▶ **Work to do**
Copy every line from the data below in which the string "this" can be found.

------ Data

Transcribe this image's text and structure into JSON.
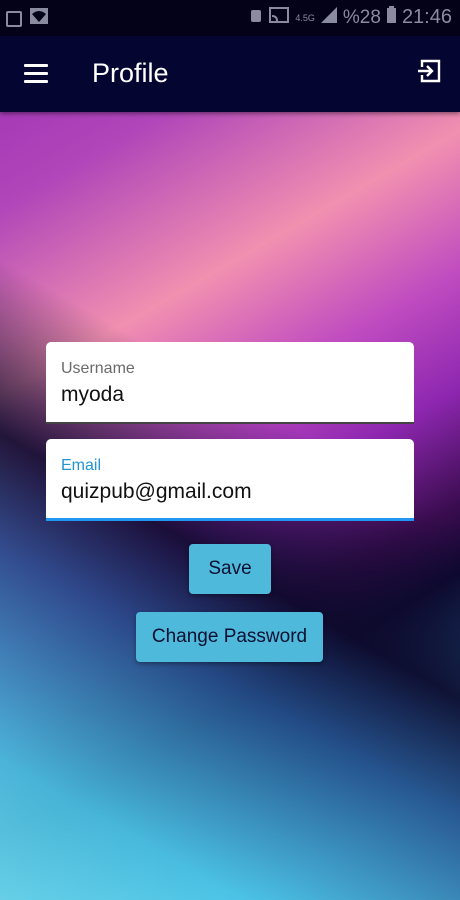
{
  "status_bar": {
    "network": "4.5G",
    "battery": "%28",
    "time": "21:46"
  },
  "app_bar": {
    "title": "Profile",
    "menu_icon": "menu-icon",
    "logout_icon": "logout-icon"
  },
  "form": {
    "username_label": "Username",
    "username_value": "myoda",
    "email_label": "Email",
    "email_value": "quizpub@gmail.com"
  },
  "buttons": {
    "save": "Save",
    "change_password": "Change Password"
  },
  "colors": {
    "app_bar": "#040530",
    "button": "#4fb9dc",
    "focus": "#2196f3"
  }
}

------------
------ Data

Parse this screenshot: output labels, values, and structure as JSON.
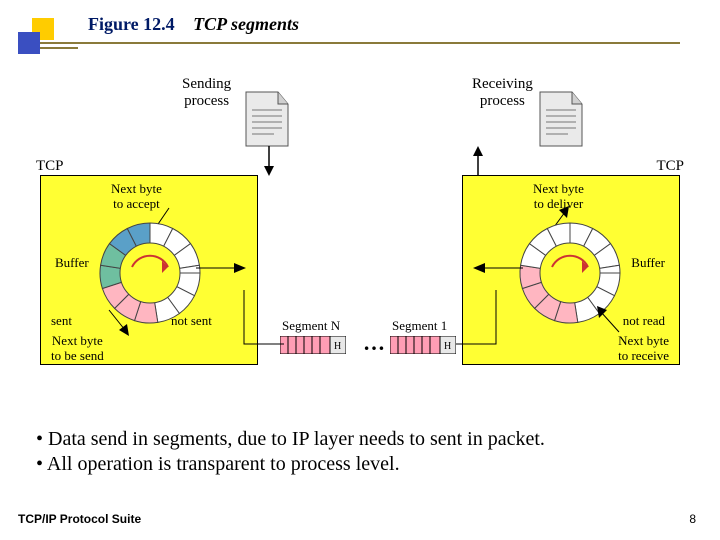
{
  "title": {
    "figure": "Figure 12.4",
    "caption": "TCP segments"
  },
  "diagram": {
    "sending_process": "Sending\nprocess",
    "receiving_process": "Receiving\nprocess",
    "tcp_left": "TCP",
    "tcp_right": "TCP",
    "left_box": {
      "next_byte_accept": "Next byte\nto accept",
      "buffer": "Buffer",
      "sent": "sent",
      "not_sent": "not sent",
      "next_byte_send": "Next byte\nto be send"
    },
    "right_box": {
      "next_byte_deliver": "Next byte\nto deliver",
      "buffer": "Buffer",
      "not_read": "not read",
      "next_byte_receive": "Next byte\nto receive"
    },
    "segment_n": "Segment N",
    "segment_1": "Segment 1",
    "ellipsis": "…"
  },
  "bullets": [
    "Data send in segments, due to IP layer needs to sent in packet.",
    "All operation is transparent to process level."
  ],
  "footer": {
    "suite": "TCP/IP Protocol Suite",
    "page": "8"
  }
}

------------

▶ **Exercise response**
Transcribe this image's text and structure into JSON.
Parse this screenshot: output labels, values, and structure as JSON.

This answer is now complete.